## Task directions
For each line below that includes the word "Кабула", make a copy.

## Collected data
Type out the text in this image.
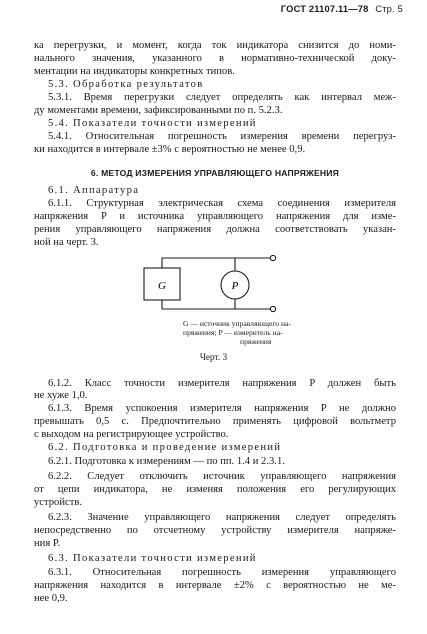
ГОСТ 21107.11—78 Стр. 5
ка перегрузки, и момент, когда ток индикатора снизится до номи-
нального значения, указанного в нормативно-технической доку-
ментации на индикаторы конкретных типов.
5.3. Обработка результатов
5.3.1. Время перегрузки следует определять как интервал меж-
ду моментами времени, зафиксированными по п. 5.2.3.
5.4. Показатели точности измерений
5.4.1. Относительная погрешность измерения времени перегруз-
ки находится в интервале ±3% с вероятностью не менее 0,9.
6. МЕТОД ИЗМЕРЕНИЯ УПРАВЛЯЮЩЕГО НАПРЯЖЕНИЯ
6.1. Аппаратура
6.1.1. Структурная электрическая схема соединения измерителя
напряжения P и источника управляющего напряжения для изме-
рения управляющего напряжения должна соответствовать указан-
ной на черт. 3.
G	P
G — источник управляющего на-
пряжения; P — измеритель на-
пряжения
Черт. 3
6.1.2. Класс точности измерителя напряжения P должен быть
не хуже 1,0.
6.1.3. Время успокоения измерителя напряжения P не должно
превышать 0,5 с. Предпочтительно применять цифровой вольтметр
с выходом на регистрирующее устройство.
6.2. Подготовка и проведение измерений
6.2.1. Подготовка к измерениям — по пп. 1.4 и 2.3.1.
6.2.2. Следует отключить источник управляющего напряжения
от цепи индикатора, не изменяя положения его регулирующих
устройств.
6.2.3. Значение управляющего напряжения следует определять
непосредственно по отсчетному устройству измерителя напряже-
ния P.
6.3. Показатели точности измерений
6.3.1. Относительная погрешность измерения управляющего
напряжения находится в интервале ±2% с вероятностью не ме-
нее 0,9.
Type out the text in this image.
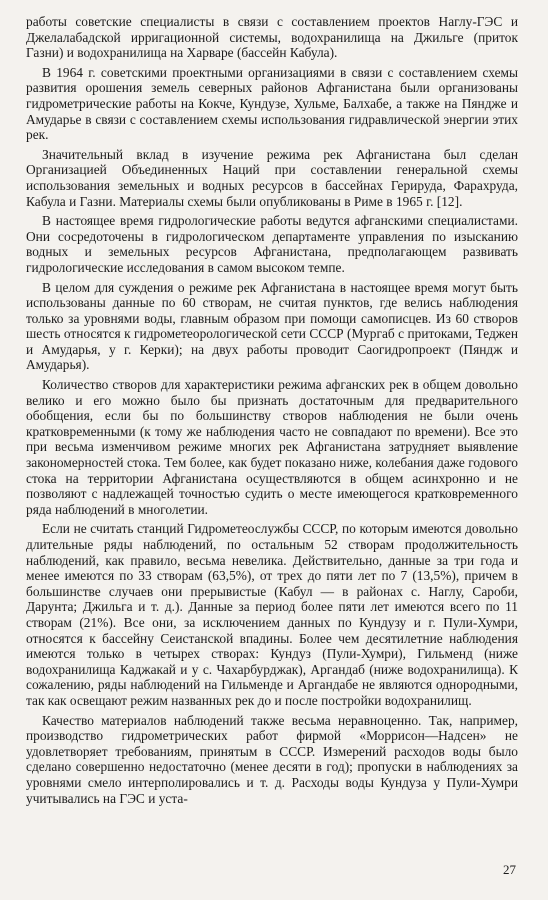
работы советские специалисты в связи с составлением проектов Наглу-ГЭС и Джелалабадской ирригационной системы, водохранилища на Джильге (приток Газни) и водохранилища на Харваре (бассейн Кабула).

В 1964 г. советскими проектными организациями в связи с составлением схемы развития орошения земель северных районов Афганистана были организованы гидрометрические работы на Кокче, Кундузе, Хульме, Балхабе, а также на Пяндже и Амударье в связи с составлением схемы использования гидравлической энергии этих рек.

Значительный вклад в изучение режима рек Афганистана был сделан Организацией Объединенных Наций при составлении генеральной схемы использования земельных и водных ресурсов в бассейнах Герируда, Фарахруда, Кабула и Газни. Материалы схемы были опубликованы в Риме в 1965 г. [12].

В настоящее время гидрологические работы ведутся афганскими специалистами. Они сосредоточены в гидрологическом департаменте управления по изысканию водных и земельных ресурсов Афганистана, предполагающем развивать гидрологические исследования в самом высоком темпе.

В целом для суждения о режиме рек Афганистана в настоящее время могут быть использованы данные по 60 створам, не считая пунктов, где велись наблюдения только за уровнями воды, главным образом при помощи самописцев. Из 60 створов шесть относятся к гидрометеорологической сети СССР (Мургаб с притоками, Теджен и Амударья, у г. Керки); на двух работы проводит Саогидропроект (Пяндж и Амударья).

Количество створов для характеристики режима афганских рек в общем довольно велико и его можно было бы признать достаточным для предварительного обобщения, если бы по большинству створов наблюдения не были очень кратковременными (к тому же наблюдения часто не совпадают по времени). Все это при весьма изменчивом режиме многих рек Афганистана затрудняет выявление закономерностей стока. Тем более, как будет показано ниже, колебания даже годового стока на территории Афганистана осуществляются в общем асинхронно и не позволяют с надлежащей точностью судить о месте имеющегося кратковременного ряда наблюдений в многолетии.

Если не считать станций Гидрометеослужбы СССР, по которым имеются довольно длительные ряды наблюдений, по остальным 52 створам продолжительность наблюдений, как правило, весьма невелика. Действительно, данные за три года и менее имеются по 33 створам (63,5%), от трех до пяти лет по 7 (13,5%), причем в большинстве случаев они прерывистые (Кабул — в районах с. Наглу, Сароби, Дарунта; Джильга и т. д.). Данные за период более пяти лет имеются всего по 11 створам (21%). Все они, за исключением данных по Кундузу и г. Пули-Хумри, относятся к бассейну Сеистанской впадины. Более чем десятилетние наблюдения имеются только в четырех створах: Кундуз (Пули-Хумри), Гильменд (ниже водохранилища Каджакай и у с. Чахарбурджак), Аргандаб (ниже водохранилища). К сожалению, ряды наблюдений на Гильменде и Аргандабе не являются однородными, так как освещают режим названных рек до и после постройки водохранилищ.

Качество материалов наблюдений также весьма неравноценно. Так, например, производство гидрометрических работ фирмой «Моррисон—Надсен» не удовлетворяет требованиям, принятым в СССР. Измерений расходов воды было сделано совершенно недостаточно (менее десяти в год); пропуски в наблюдениях за уровнями смело интерполировались и т. д. Расходы воды Кундуза у Пули-Хумри учитывались на ГЭС и уста-

27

## Result below
работы советские специалисты в связи с составлением проектов Наглу-ГЭС и Джелалабадской ирригационной системы, водохранилища на Джильге (приток Газни) и водохранилища на Харваре (бассейн Кабула).
Значительный вклад в изучение режима рек Афганистана был сделан Организацией Объединенных Наций при составлении генеральной схемы использования земельных и водных ресурсов в бассейнах Герируда, Фарахруда, Кабула и Газни. Материалы схемы были опубликованы в Риме в 1965 г. [12].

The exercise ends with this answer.